**Trecho do texto**.
__________________________________________________

Qual o estímulo consequente para esses comportamentos? O estímulo


consequente (chamado de aversivo - quando diminui a probabilidade de
emissão futura da resposta que o produziu, o que gera variabilidade
comportamental) era quando o marido batia nela. Estímulo é o bater do
marido. E a surra (surrar, pelo marido) é o estímulo consequente para
que ela pudesse conversar com o esposo quando ele chegava bêbado do
trabalho.

Qual o nome técnico desse estímulo consequente? O nome técnico


deste estímulo consequente é Aversivo Positivo - aqueles que reduzem a
frequência do comportamento que os produzem (estímulos reforçadores
negativos). Um estímulo só pode ser classificado como aversivo se a sua
apresentação for seguida por uma resposta de evitação, esquiva ou fuga.
Vimos que a fuga de Raquel seria “Ela já desistiu de falar qualquer
coisa nessas horas”.

Qual o efeito obtido? O efeito é cada vez mais aumentar a probabilidade


da diminuição da frequência da resposta.

E qual o nome técnico do procedimento envolvido? O nome técnico


do procedimento envolvido é Punição Positiva, ou seja, ocorre quando
um comportamento (resposta) é seguido por um estímulo aversivo.

__________________________________________________

[Registros de um conjunto de dados]
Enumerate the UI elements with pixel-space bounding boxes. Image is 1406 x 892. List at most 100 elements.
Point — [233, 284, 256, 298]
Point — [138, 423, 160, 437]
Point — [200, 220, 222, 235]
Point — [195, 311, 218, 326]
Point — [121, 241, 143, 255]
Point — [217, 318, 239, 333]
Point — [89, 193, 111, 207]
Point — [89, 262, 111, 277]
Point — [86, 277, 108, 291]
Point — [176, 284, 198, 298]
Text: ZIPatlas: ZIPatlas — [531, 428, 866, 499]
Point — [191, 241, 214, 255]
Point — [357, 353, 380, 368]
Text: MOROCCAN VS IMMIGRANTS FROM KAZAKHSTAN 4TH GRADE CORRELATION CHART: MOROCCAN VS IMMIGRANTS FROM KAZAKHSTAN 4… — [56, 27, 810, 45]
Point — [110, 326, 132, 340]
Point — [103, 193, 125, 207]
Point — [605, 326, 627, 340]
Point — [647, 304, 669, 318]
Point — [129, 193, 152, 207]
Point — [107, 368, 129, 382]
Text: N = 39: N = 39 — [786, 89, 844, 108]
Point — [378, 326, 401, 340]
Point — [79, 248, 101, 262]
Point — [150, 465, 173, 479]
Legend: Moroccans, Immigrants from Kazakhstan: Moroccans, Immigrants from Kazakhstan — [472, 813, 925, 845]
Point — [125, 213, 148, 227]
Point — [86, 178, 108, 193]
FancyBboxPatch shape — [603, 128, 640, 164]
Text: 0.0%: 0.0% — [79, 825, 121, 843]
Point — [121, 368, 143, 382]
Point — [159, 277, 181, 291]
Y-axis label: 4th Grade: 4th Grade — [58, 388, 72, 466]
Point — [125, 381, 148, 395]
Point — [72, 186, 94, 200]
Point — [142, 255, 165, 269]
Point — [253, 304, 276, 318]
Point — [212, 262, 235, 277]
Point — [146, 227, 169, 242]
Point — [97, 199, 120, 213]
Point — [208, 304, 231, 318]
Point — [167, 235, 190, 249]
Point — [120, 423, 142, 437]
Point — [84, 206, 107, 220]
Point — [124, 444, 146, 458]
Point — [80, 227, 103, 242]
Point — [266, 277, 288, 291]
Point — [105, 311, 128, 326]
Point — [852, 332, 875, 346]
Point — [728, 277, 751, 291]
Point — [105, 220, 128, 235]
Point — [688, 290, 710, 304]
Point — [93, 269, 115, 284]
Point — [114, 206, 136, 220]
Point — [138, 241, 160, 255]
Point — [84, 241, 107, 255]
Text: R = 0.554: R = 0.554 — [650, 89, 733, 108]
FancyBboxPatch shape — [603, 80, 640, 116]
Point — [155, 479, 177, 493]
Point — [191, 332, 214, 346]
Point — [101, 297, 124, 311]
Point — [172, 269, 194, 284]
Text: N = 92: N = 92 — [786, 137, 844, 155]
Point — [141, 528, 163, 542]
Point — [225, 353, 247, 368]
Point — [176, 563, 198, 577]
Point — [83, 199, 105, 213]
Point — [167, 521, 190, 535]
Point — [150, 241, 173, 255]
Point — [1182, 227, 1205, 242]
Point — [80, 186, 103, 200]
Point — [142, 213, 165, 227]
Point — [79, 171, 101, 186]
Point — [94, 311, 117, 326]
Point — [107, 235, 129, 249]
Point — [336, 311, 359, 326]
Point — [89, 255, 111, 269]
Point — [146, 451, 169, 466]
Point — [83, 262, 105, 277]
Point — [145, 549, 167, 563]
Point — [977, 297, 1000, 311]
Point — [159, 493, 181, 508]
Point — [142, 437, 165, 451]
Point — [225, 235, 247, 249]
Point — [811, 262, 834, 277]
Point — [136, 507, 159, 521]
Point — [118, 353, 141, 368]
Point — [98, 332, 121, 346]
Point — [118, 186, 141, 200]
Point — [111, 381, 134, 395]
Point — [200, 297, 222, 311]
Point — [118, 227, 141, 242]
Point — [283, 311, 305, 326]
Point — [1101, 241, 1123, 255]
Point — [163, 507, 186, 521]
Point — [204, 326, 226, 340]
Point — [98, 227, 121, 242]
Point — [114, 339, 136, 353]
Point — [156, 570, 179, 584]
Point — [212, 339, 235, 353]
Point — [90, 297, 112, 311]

__________________________________________________

**Exercícios propostos**.
**a.** Com base no trecho, explique por que a surra do marido pode ser classificada como estímulo aversivo no caso de Raquel.
**b.** Transcreva sem alterações a parte do trecho que começa em "Vimos que a" e vai até "um estímulo aversivo.".

**Respostas dos exercícios**.
**a.** Um estímulo só pode ser classificado como aversivo se sua apresentação for seguida por uma resposta de evitação, esquiva ou fuga. No caso de Raquel, a surra foi seguida de fuga: "Ela já desistiu de falar qualquer coisa nessas horas".

**b.**
Vimos que a fuga de Raquel seria “Ela já desistiu de falar qualquer
coisa nessas horas”.

Qual o efeito obtido? O efeito é cada vez mais aumentar a probabilidade


da diminuição da frequência da resposta.

E qual o nome técnico do procedimento envolvido? O nome técnico


do procedimento envolvido é Punição Positiva, ou seja, ocorre quando
um comportamento (resposta) é seguido por um estímulo aversivo.